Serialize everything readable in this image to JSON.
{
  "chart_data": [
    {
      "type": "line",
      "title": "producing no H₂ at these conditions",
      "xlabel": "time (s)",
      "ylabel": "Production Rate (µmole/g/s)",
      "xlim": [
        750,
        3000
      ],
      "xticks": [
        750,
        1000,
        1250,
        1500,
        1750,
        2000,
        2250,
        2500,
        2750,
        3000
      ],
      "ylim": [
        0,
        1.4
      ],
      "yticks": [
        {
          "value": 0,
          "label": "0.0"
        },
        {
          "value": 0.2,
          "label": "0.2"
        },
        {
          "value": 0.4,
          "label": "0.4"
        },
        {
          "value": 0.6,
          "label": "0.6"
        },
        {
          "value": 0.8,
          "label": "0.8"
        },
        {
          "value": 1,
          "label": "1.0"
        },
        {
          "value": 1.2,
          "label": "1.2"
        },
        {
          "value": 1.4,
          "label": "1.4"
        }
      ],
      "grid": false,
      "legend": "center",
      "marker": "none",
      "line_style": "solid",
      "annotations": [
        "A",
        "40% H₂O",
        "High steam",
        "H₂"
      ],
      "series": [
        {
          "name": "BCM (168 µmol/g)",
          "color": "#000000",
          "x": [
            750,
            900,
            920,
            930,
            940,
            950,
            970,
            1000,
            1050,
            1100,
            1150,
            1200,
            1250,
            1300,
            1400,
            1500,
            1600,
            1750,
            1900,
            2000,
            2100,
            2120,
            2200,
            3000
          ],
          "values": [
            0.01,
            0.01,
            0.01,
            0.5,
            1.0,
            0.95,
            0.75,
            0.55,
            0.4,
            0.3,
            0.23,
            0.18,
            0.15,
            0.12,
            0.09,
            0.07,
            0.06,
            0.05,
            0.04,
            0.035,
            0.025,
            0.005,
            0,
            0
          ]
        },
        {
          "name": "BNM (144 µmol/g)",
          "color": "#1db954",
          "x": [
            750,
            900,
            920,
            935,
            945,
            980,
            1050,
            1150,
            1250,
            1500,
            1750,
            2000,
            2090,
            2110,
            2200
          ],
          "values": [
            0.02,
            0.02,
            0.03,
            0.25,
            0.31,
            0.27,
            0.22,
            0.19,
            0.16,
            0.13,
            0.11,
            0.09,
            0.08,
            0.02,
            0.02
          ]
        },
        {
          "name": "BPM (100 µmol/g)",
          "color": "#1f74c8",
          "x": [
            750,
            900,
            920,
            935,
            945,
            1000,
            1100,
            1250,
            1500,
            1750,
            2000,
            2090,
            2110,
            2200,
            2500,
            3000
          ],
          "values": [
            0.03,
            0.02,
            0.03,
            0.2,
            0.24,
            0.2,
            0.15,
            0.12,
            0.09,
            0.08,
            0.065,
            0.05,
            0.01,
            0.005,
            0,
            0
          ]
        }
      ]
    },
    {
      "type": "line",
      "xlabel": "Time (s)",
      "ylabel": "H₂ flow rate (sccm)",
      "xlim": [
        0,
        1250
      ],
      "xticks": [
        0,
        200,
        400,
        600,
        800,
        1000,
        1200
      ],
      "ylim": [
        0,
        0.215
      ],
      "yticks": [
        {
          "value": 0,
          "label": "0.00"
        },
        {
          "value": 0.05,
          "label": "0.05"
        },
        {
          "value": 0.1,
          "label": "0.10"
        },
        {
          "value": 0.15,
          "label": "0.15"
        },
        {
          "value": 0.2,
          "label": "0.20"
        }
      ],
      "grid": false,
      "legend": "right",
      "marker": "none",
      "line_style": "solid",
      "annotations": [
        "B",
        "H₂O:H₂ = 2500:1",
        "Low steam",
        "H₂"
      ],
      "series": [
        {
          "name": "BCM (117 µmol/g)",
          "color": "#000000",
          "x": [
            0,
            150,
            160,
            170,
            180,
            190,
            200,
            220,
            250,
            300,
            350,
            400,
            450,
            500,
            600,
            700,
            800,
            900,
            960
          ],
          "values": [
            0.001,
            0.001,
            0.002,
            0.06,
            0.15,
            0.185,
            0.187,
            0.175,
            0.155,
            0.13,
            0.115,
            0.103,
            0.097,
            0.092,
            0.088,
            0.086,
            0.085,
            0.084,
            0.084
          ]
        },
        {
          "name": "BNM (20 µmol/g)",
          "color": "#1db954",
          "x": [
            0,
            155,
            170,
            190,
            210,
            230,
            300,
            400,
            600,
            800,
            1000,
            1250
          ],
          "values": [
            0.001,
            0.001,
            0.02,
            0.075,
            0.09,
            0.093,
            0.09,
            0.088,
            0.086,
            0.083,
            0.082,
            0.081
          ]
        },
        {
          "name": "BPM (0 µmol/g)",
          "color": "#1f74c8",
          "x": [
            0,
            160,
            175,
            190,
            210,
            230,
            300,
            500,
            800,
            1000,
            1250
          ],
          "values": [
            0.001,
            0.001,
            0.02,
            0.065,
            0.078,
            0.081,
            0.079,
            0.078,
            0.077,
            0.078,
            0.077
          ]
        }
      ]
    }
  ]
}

— REQUIRED WORK —
Return all of the data exactly as it reads.

— TASK RESULT —
Serialize everything readable in this image to JSON.
{
  "chart_data": [
    {
      "type": "line",
      "title": "producing no H₂ at these conditions",
      "xlabel": "time (s)",
      "ylabel": "Production Rate (µmole/g/s)",
      "xlim": [
        750,
        3000
      ],
      "xticks": [
        750,
        1000,
        1250,
        1500,
        1750,
        2000,
        2250,
        2500,
        2750,
        3000
      ],
      "ylim": [
        0,
        1.4
      ],
      "yticks": [
        {
          "value": 0,
          "label": "0.0"
        },
        {
          "value": 0.2,
          "label": "0.2"
        },
        {
          "value": 0.4,
          "label": "0.4"
        },
        {
          "value": 0.6,
          "label": "0.6"
        },
        {
          "value": 0.8,
          "label": "0.8"
        },
        {
          "value": 1,
          "label": "1.0"
        },
        {
          "value": 1.2,
          "label": "1.2"
        },
        {
          "value": 1.4,
          "label": "1.4"
        }
      ],
      "grid": false,
      "legend": "center",
      "marker": "none",
      "line_style": "solid",
      "annotations": [
        "A",
        "40% H₂O",
        "High steam",
        "H₂"
      ],
      "series": [
        {
          "name": "BCM (168 µmol/g)",
          "color": "#000000",
          "x": [
            750,
            900,
            920,
            930,
            940,
            950,
            970,
            1000,
            1050,
            1100,
            1150,
            1200,
            1250,
            1300,
            1400,
            1500,
            1600,
            1750,
            1900,
            2000,
            2100,
            2120,
            2200,
            3000
          ],
          "values": [
            0.01,
            0.01,
            0.01,
            0.5,
            1.0,
            0.95,
            0.75,
            0.55,
            0.4,
            0.3,
            0.23,
            0.18,
            0.15,
            0.12,
            0.09,
            0.07,
            0.06,
            0.05,
            0.04,
            0.035,
            0.025,
            0.005,
            0,
            0
          ]
        },
        {
          "name": "BNM (144 µmol/g)",
          "color": "#1db954",
          "x": [
            750,
            900,
            920,
            935,
            945,
            980,
            1050,
            1150,
            1250,
            1500,
            1750,
            2000,
            2090,
            2110,
            2200
          ],
          "values": [
            0.02,
            0.02,
            0.03,
            0.25,
            0.31,
            0.27,
            0.22,
            0.19,
            0.16,
            0.13,
            0.11,
            0.09,
            0.08,
            0.02,
            0.02
          ]
        },
        {
          "name": "BPM (100 µmol/g)",
          "color": "#1f74c8",
          "x": [
            750,
            900,
            920,
            935,
            945,
            1000,
            1100,
            1250,
            1500,
            1750,
            2000,
            2090,
            2110,
            2200,
            2500,
            3000
          ],
          "values": [
            0.03,
            0.02,
            0.03,
            0.2,
            0.24,
            0.2,
            0.15,
            0.12,
            0.09,
            0.08,
            0.065,
            0.05,
            0.01,
            0.005,
            0,
            0
          ]
        }
      ]
    },
    {
      "type": "line",
      "xlabel": "Time (s)",
      "ylabel": "H₂ flow rate (sccm)",
      "xlim": [
        0,
        1250
      ],
      "xticks": [
        0,
        200,
        400,
        600,
        800,
        1000,
        1200
      ],
      "ylim": [
        0,
        0.215
      ],
      "yticks": [
        {
          "value": 0,
          "label": "0.00"
        },
        {
          "value": 0.05,
          "label": "0.05"
        },
        {
          "value": 0.1,
          "label": "0.10"
        },
        {
          "value": 0.15,
          "label": "0.15"
        },
        {
          "value": 0.2,
          "label": "0.20"
        }
      ],
      "grid": false,
      "legend": "right",
      "marker": "none",
      "line_style": "solid",
      "annotations": [
        "B",
        "H₂O:H₂ = 2500:1",
        "Low steam",
        "H₂"
      ],
      "series": [
        {
          "name": "BCM (117 µmol/g)",
          "color": "#000000",
          "x": [
            0,
            150,
            160,
            170,
            180,
            190,
            200,
            220,
            250,
            300,
            350,
            400,
            450,
            500,
            600,
            700,
            800,
            900,
            960
          ],
          "values": [
            0.001,
            0.001,
            0.002,
            0.06,
            0.15,
            0.185,
            0.187,
            0.175,
            0.155,
            0.13,
            0.115,
            0.103,
            0.097,
            0.092,
            0.088,
            0.086,
            0.085,
            0.084,
            0.084
          ]
        },
        {
          "name": "BNM (20 µmol/g)",
          "color": "#1db954",
          "x": [
            0,
            155,
            170,
            190,
            210,
            230,
            300,
            400,
            600,
            800,
            1000,
            1250
          ],
          "values": [
            0.001,
            0.001,
            0.02,
            0.075,
            0.09,
            0.093,
            0.09,
            0.088,
            0.086,
            0.083,
            0.082,
            0.081
          ]
        },
        {
          "name": "BPM (0 µmol/g)",
          "color": "#1f74c8",
          "x": [
            0,
            160,
            175,
            190,
            210,
            230,
            300,
            500,
            800,
            1000,
            1250
          ],
          "values": [
            0.001,
            0.001,
            0.02,
            0.065,
            0.078,
            0.081,
            0.079,
            0.078,
            0.077,
            0.078,
            0.077
          ]
        }
      ]
    }
  ]
}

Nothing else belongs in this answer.